- WRITTEN REQUEST -
Find the lines that hold "vòng". Report only how many there are.

- DATA SUPPLIED -
^^^^
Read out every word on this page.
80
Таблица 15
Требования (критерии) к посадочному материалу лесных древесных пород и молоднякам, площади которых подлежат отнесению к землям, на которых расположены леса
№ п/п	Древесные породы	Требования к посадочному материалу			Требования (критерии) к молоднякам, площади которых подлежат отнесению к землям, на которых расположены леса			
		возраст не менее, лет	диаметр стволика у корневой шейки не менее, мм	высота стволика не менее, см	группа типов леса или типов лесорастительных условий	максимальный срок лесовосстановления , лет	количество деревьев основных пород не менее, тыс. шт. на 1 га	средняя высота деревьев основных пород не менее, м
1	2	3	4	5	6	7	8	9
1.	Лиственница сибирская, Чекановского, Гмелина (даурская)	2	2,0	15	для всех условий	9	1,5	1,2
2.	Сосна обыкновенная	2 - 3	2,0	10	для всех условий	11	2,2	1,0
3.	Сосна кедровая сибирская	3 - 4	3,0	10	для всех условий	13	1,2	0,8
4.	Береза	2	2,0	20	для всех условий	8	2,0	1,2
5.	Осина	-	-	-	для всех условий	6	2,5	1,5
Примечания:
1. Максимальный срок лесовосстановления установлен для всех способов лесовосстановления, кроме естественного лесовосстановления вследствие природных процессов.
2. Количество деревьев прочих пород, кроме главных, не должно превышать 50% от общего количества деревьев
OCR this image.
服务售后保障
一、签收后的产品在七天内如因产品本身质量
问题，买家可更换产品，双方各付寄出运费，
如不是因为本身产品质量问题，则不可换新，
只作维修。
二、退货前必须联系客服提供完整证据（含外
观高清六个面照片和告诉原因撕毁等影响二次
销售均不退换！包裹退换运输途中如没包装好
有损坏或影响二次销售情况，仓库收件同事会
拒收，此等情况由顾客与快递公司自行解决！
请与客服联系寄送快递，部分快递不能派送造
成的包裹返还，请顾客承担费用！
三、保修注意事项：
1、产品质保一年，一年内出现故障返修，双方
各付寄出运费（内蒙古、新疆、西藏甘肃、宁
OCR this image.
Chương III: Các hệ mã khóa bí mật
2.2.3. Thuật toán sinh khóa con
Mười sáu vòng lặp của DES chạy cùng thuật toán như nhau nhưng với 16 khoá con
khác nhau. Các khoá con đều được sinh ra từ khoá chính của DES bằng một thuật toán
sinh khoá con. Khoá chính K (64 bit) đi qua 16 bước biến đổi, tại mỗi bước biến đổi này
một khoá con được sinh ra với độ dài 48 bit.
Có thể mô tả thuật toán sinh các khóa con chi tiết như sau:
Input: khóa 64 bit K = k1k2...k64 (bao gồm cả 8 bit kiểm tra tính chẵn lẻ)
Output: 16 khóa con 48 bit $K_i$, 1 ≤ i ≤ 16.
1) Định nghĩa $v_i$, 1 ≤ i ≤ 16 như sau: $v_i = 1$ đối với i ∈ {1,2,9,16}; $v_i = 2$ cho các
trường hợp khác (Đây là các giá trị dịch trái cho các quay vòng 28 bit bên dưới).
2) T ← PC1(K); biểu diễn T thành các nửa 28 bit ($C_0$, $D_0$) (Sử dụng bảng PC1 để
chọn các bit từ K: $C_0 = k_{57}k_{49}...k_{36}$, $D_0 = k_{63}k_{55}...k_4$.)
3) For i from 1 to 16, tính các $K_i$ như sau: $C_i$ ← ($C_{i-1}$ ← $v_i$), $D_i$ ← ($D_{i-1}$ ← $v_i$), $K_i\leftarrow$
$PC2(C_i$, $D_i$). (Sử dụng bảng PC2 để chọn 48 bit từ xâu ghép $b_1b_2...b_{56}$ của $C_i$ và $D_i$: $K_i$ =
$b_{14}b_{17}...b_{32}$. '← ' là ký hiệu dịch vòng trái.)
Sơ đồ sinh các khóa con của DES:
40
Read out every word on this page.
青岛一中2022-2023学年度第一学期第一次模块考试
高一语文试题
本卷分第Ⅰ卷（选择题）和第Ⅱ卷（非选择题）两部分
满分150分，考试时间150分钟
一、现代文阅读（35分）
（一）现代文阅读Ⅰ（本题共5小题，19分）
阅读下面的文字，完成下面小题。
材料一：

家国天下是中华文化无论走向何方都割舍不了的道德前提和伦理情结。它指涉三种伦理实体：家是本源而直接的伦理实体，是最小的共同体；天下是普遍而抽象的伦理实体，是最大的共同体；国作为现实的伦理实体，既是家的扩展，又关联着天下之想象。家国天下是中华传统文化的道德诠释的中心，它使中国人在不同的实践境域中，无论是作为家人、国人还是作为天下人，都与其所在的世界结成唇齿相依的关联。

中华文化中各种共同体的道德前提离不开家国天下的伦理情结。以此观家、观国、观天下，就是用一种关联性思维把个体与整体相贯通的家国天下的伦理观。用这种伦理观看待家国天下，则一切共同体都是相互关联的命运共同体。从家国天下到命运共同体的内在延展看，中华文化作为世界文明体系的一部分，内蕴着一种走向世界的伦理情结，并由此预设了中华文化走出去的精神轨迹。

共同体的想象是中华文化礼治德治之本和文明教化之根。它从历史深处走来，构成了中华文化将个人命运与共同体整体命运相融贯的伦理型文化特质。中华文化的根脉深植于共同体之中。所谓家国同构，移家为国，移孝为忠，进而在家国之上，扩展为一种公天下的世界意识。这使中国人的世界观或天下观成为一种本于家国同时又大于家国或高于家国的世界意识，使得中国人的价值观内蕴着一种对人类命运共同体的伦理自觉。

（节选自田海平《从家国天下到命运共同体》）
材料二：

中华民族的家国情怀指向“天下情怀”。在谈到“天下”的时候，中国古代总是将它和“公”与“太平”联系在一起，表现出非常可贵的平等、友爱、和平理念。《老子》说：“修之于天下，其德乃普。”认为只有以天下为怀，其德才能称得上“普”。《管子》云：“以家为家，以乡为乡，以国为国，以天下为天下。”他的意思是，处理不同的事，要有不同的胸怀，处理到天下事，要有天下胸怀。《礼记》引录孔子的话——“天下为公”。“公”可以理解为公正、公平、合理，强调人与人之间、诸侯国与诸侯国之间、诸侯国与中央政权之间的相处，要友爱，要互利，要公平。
^^^^
- WRITTEN ANSWER -
3